START Rows

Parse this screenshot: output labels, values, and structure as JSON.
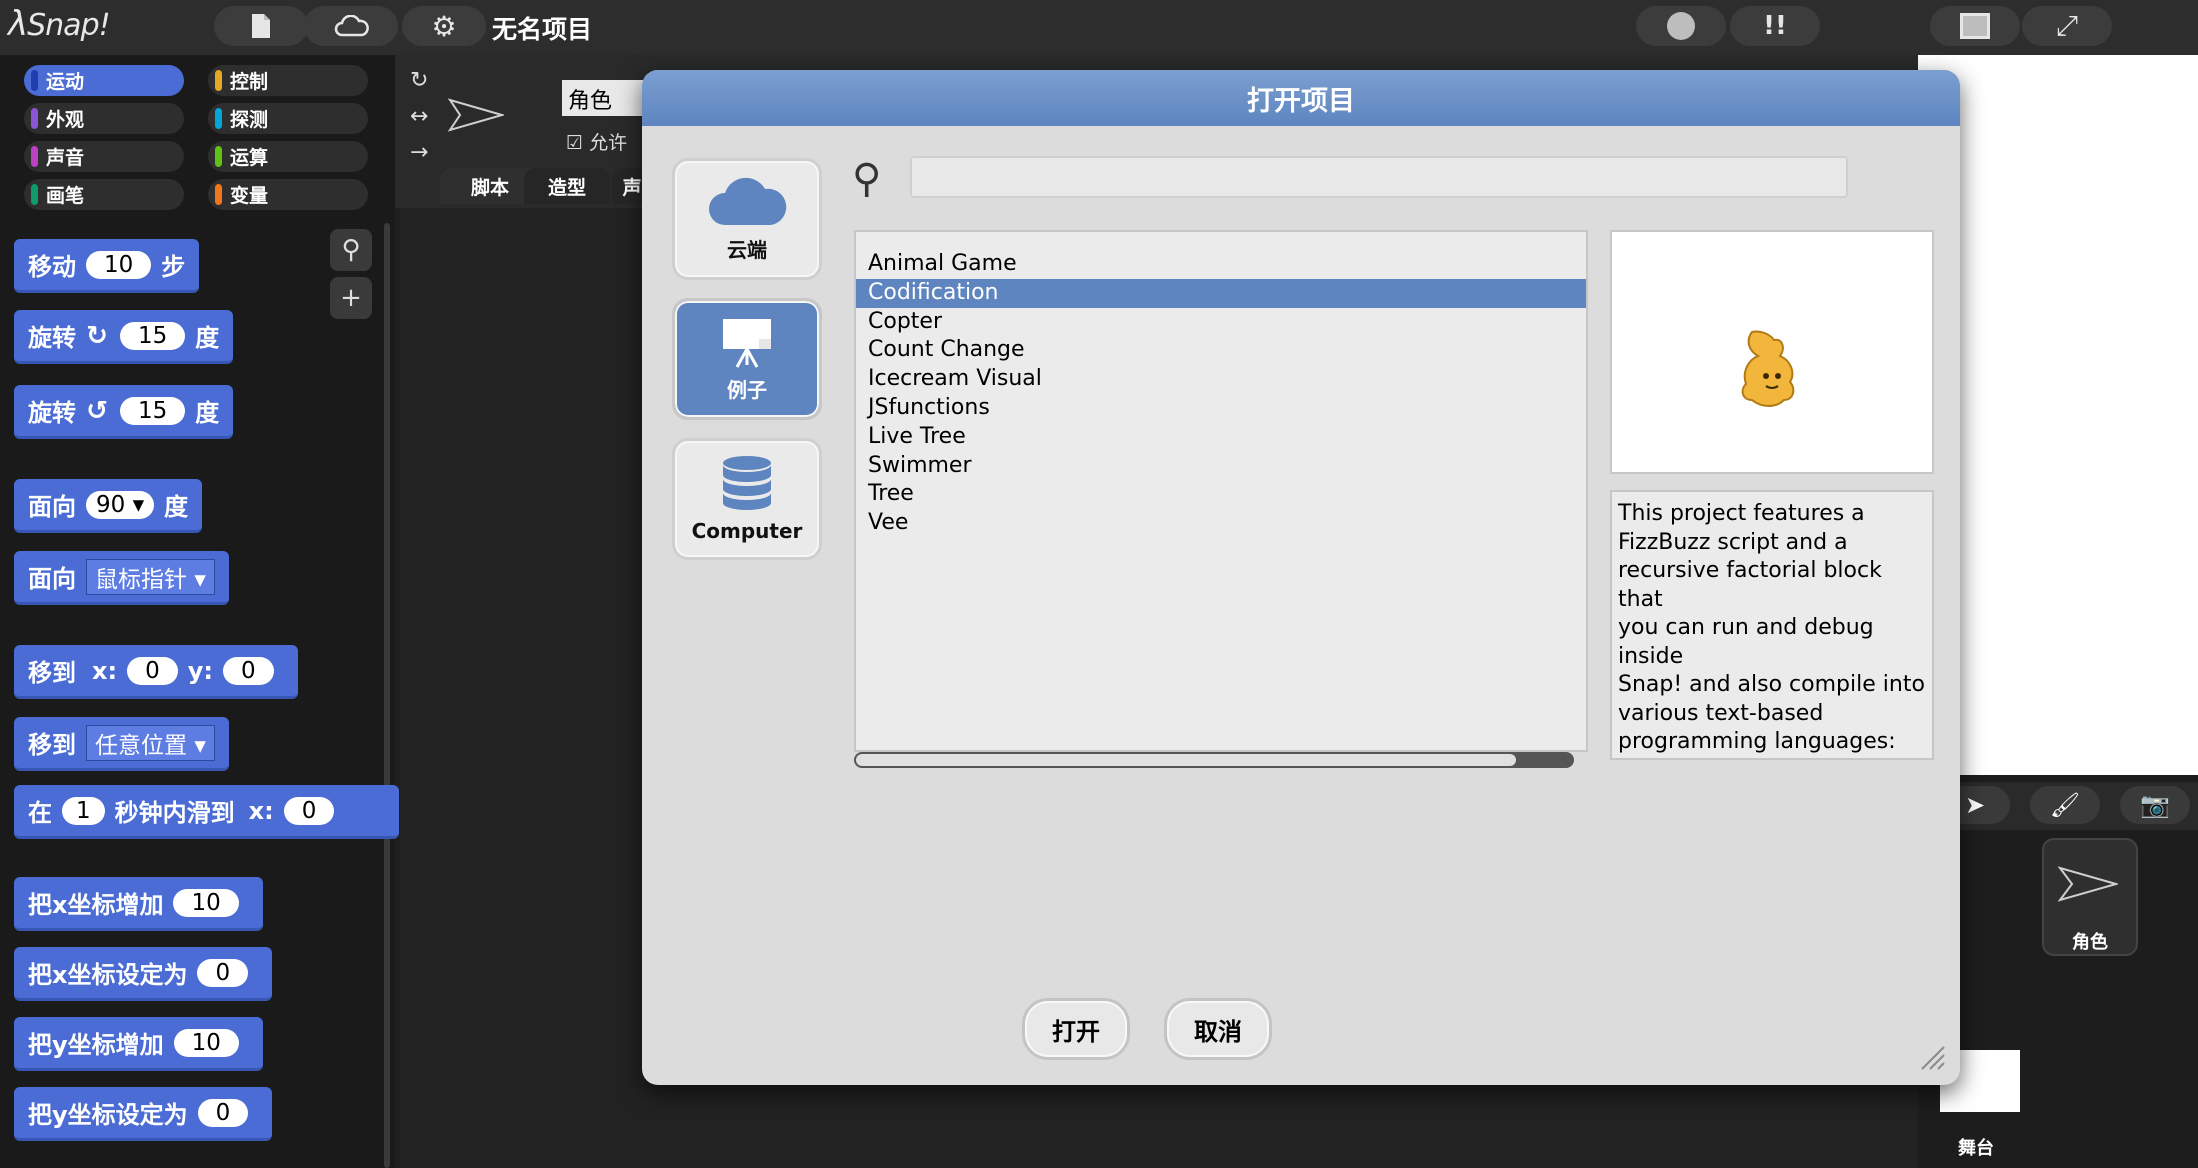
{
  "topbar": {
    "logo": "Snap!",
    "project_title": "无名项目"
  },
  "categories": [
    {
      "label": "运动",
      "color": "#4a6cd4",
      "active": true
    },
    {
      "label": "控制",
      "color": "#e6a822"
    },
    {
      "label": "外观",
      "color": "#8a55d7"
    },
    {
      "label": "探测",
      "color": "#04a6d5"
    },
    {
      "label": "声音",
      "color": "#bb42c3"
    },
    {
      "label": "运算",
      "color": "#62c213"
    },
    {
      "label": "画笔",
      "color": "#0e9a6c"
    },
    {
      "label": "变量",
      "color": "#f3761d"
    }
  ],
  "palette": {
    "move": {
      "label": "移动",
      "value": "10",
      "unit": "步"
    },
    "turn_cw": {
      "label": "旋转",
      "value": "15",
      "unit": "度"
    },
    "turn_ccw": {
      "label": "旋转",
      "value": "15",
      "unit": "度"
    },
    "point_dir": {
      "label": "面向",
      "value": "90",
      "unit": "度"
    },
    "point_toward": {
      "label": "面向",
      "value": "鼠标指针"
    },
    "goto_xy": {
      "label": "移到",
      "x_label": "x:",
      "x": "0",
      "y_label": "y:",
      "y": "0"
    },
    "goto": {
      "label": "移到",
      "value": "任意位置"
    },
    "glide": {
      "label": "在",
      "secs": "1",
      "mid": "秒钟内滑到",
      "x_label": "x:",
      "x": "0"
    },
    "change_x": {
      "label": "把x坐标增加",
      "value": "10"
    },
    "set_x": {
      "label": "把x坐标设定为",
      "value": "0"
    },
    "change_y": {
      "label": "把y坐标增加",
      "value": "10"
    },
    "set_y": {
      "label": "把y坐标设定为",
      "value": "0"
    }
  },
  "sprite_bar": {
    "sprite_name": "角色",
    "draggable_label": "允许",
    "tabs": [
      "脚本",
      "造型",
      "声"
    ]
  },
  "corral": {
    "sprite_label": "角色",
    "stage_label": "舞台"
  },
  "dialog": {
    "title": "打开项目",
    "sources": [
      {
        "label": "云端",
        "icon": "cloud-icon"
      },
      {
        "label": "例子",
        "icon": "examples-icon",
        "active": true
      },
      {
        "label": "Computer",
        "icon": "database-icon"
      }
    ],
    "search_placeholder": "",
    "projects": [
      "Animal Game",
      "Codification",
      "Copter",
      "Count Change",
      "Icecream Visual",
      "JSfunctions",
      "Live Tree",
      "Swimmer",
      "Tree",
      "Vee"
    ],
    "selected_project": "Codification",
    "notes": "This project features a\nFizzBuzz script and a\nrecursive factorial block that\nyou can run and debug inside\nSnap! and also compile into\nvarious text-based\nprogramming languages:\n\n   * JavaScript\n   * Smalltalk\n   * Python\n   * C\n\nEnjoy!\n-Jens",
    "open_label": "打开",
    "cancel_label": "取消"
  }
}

END Rows
START Rows

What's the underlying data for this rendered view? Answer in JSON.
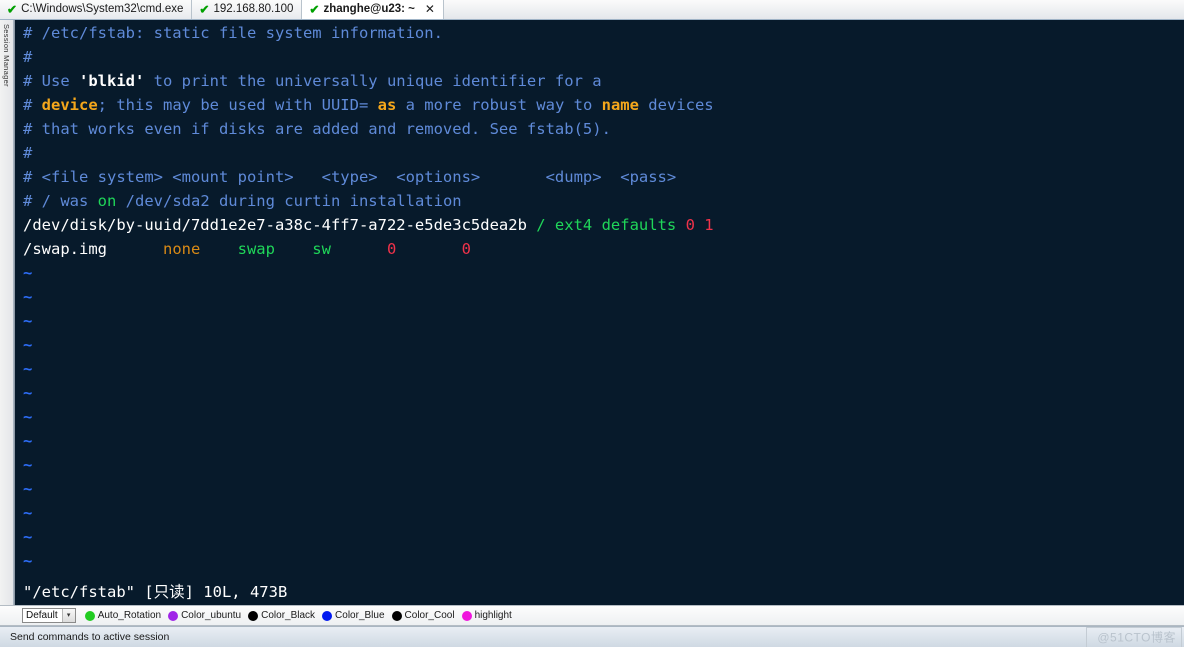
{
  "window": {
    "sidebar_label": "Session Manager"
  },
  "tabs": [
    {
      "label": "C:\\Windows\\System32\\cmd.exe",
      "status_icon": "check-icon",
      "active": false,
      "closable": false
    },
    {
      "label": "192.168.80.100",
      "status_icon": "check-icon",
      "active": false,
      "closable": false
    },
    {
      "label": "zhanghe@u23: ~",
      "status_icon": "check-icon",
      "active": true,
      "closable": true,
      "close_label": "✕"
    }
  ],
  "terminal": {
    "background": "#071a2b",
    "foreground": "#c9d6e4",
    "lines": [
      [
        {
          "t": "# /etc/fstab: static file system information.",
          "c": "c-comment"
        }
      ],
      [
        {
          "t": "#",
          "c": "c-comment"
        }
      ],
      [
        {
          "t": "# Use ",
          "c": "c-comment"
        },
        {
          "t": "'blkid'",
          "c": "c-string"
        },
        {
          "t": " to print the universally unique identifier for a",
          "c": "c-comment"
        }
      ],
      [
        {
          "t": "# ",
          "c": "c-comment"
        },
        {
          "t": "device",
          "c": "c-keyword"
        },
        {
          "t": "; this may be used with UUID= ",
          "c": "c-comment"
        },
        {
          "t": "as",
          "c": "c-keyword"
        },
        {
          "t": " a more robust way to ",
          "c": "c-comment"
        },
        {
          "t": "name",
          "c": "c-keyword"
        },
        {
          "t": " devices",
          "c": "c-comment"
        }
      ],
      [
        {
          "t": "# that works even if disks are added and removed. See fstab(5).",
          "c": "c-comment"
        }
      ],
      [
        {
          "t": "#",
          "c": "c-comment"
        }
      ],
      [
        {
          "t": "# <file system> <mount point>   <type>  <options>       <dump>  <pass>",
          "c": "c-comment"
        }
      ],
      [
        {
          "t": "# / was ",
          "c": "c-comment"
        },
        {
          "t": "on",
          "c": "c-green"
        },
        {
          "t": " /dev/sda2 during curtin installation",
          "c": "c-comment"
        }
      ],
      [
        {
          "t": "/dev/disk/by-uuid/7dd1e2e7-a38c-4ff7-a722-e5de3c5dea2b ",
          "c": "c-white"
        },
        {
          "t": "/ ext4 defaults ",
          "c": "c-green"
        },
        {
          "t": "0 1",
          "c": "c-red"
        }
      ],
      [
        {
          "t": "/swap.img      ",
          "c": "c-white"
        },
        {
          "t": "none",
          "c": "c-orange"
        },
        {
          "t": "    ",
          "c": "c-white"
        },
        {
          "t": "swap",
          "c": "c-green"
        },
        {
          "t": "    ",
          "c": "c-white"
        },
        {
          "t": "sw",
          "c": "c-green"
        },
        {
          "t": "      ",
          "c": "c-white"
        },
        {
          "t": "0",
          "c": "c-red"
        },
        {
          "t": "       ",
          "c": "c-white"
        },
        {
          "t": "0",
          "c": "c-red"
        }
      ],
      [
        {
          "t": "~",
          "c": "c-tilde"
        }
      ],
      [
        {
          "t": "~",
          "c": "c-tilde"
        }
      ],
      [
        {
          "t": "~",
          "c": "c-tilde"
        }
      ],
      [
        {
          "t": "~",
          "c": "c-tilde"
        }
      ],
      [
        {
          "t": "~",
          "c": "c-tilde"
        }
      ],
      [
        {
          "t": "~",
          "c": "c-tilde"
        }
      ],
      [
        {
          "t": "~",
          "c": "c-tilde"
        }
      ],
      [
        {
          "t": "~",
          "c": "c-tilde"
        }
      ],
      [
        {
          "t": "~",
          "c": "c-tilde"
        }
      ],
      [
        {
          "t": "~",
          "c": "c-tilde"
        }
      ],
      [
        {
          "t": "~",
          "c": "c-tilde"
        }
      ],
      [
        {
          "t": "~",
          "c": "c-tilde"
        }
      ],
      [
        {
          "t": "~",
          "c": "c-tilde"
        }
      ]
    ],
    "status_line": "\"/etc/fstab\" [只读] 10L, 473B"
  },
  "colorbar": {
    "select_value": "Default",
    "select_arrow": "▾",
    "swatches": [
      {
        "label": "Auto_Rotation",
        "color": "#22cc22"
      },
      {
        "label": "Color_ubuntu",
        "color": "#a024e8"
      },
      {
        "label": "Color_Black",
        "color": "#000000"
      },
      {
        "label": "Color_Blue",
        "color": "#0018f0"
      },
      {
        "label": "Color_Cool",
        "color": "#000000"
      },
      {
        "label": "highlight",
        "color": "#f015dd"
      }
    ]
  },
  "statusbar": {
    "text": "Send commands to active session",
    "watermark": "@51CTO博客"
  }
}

END Rows

### Description of the task
Across the material above, count every line holding "JSON" and write down only the number.

### Exercise output
2